▶ **Excerpted records**:

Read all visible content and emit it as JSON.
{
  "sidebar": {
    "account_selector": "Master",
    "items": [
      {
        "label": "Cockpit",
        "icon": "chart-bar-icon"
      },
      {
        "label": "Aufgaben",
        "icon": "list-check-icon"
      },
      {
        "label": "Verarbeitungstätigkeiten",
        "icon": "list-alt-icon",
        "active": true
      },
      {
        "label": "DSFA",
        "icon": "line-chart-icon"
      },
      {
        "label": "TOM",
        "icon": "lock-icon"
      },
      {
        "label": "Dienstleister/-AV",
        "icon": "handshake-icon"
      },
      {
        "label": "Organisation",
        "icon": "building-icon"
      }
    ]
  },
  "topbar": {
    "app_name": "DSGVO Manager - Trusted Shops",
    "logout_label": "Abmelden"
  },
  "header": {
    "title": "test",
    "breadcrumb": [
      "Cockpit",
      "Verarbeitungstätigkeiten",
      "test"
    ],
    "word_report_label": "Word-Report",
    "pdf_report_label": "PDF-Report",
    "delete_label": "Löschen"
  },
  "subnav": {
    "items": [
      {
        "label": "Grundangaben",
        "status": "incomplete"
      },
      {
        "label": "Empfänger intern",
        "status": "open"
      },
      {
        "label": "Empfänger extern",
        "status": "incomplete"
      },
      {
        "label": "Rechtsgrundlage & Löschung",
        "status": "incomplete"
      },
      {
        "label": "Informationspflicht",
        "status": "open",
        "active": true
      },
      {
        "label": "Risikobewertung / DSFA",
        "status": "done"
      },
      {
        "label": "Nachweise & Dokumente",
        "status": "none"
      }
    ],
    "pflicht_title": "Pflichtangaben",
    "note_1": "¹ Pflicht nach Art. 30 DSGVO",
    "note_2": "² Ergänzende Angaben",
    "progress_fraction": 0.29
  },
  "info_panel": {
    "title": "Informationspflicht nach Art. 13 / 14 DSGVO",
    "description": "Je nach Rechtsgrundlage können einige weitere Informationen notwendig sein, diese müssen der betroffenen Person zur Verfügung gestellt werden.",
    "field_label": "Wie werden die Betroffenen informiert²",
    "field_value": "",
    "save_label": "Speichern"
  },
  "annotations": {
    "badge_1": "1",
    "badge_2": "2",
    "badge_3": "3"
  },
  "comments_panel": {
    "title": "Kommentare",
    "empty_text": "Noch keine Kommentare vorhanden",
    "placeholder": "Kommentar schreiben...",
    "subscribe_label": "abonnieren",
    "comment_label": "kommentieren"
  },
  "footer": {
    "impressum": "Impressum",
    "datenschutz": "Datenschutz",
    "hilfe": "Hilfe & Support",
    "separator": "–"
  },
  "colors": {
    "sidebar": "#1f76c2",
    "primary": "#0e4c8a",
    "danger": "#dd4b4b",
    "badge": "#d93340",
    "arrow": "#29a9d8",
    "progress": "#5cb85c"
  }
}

▶ **Problem details**: Copy the records above exactly.

▶ **Task answer**:
Read all visible content and emit it as JSON.
{
  "sidebar": {
    "account_selector": "Master",
    "items": [
      {
        "label": "Cockpit",
        "icon": "chart-bar-icon"
      },
      {
        "label": "Aufgaben",
        "icon": "list-check-icon"
      },
      {
        "label": "Verarbeitungstätigkeiten",
        "icon": "list-alt-icon",
        "active": true
      },
      {
        "label": "DSFA",
        "icon": "line-chart-icon"
      },
      {
        "label": "TOM",
        "icon": "lock-icon"
      },
      {
        "label": "Dienstleister/-AV",
        "icon": "handshake-icon"
      },
      {
        "label": "Organisation",
        "icon": "building-icon"
      }
    ]
  },
  "topbar": {
    "app_name": "DSGVO Manager - Trusted Shops",
    "logout_label": "Abmelden"
  },
  "header": {
    "title": "test",
    "breadcrumb": [
      "Cockpit",
      "Verarbeitungstätigkeiten",
      "test"
    ],
    "word_report_label": "Word-Report",
    "pdf_report_label": "PDF-Report",
    "delete_label": "Löschen"
  },
  "subnav": {
    "items": [
      {
        "label": "Grundangaben",
        "status": "incomplete"
      },
      {
        "label": "Empfänger intern",
        "status": "open"
      },
      {
        "label": "Empfänger extern",
        "status": "incomplete"
      },
      {
        "label": "Rechtsgrundlage & Löschung",
        "status": "incomplete"
      },
      {
        "label": "Informationspflicht",
        "status": "open",
        "active": true
      },
      {
        "label": "Risikobewertung / DSFA",
        "status": "done"
      },
      {
        "label": "Nachweise & Dokumente",
        "status": "none"
      }
    ],
    "pflicht_title": "Pflichtangaben",
    "note_1": "¹ Pflicht nach Art. 30 DSGVO",
    "note_2": "² Ergänzende Angaben",
    "progress_fraction": 0.29
  },
  "info_panel": {
    "title": "Informationspflicht nach Art. 13 / 14 DSGVO",
    "description": "Je nach Rechtsgrundlage können einige weitere Informationen notwendig sein, diese müssen der betroffenen Person zur Verfügung gestellt werden.",
    "field_label": "Wie werden die Betroffenen informiert²",
    "field_value": "",
    "save_label": "Speichern"
  },
  "annotations": {
    "badge_1": "1",
    "badge_2": "2",
    "badge_3": "3"
  },
  "comments_panel": {
    "title": "Kommentare",
    "empty_text": "Noch keine Kommentare vorhanden",
    "placeholder": "Kommentar schreiben...",
    "subscribe_label": "abonnieren",
    "comment_label": "kommentieren"
  },
  "footer": {
    "impressum": "Impressum",
    "datenschutz": "Datenschutz",
    "hilfe": "Hilfe & Support",
    "separator": "–"
  },
  "colors": {
    "sidebar": "#1f76c2",
    "primary": "#0e4c8a",
    "danger": "#dd4b4b",
    "badge": "#d93340",
    "arrow": "#29a9d8",
    "progress": "#5cb85c"
  }
}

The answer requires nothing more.